DATA SUPPLIED –
══════════

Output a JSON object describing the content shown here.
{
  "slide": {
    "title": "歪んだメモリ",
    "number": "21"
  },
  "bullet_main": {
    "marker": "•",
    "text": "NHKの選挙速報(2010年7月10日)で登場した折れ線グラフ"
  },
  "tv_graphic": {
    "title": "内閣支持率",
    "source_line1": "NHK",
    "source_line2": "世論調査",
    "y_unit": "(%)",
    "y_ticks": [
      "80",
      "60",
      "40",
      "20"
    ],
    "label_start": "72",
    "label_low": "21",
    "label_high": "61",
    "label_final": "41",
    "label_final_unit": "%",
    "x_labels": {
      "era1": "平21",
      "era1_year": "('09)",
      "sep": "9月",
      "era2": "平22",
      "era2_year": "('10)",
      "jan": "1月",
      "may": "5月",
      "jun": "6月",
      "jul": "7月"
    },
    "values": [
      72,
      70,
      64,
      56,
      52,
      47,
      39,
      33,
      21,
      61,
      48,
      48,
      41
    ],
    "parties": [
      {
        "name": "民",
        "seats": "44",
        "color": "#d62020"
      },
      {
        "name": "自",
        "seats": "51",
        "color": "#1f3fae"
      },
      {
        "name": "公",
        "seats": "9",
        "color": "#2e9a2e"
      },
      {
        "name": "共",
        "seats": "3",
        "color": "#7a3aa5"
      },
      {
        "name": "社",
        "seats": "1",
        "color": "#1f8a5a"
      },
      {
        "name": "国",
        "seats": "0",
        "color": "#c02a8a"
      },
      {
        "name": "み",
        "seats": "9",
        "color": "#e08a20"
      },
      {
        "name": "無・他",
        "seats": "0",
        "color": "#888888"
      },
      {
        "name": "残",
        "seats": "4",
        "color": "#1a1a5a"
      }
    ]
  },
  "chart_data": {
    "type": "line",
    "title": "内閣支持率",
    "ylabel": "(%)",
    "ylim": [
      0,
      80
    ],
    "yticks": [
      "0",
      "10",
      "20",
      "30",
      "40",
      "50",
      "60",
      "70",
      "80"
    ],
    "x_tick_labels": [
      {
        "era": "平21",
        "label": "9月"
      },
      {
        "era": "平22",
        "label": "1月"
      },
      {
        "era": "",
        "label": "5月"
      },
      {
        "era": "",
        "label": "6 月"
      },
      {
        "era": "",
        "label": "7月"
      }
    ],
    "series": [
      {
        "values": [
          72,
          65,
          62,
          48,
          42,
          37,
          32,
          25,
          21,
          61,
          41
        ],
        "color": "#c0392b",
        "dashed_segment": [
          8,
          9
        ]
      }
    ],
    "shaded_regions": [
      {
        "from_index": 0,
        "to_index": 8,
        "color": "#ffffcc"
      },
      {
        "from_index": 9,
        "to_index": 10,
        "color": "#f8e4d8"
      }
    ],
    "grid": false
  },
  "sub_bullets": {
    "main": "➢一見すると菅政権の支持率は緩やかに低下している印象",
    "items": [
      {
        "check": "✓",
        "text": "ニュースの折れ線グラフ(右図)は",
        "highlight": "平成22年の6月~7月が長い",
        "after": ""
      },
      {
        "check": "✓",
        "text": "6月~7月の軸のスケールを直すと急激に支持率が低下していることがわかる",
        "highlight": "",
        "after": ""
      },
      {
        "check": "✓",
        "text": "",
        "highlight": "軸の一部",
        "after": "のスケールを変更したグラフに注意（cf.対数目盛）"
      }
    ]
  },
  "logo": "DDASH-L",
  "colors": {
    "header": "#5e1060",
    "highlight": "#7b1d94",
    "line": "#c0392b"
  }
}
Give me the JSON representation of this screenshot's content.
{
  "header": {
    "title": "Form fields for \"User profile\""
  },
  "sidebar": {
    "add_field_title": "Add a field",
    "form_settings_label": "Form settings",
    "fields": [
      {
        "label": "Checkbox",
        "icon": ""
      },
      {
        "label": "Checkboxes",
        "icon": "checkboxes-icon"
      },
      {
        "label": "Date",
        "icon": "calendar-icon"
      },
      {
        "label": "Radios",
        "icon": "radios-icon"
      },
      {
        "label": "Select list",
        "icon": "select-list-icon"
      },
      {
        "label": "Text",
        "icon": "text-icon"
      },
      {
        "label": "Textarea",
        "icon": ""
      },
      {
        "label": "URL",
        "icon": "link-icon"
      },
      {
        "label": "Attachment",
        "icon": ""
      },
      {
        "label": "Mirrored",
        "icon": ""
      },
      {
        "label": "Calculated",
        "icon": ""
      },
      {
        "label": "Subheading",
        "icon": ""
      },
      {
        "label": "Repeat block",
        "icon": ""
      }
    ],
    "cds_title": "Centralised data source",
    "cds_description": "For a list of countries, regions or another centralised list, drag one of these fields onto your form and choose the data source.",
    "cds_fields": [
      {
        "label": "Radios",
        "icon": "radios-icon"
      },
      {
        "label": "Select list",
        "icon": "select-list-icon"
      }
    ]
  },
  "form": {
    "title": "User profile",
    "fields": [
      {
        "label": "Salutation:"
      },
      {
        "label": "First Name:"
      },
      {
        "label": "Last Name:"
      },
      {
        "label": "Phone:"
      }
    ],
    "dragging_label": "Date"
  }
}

══════════

DIRECTIONS –
Reply with nothing but the number of lines in the data above that contain "content".

THE OUTPUT –
2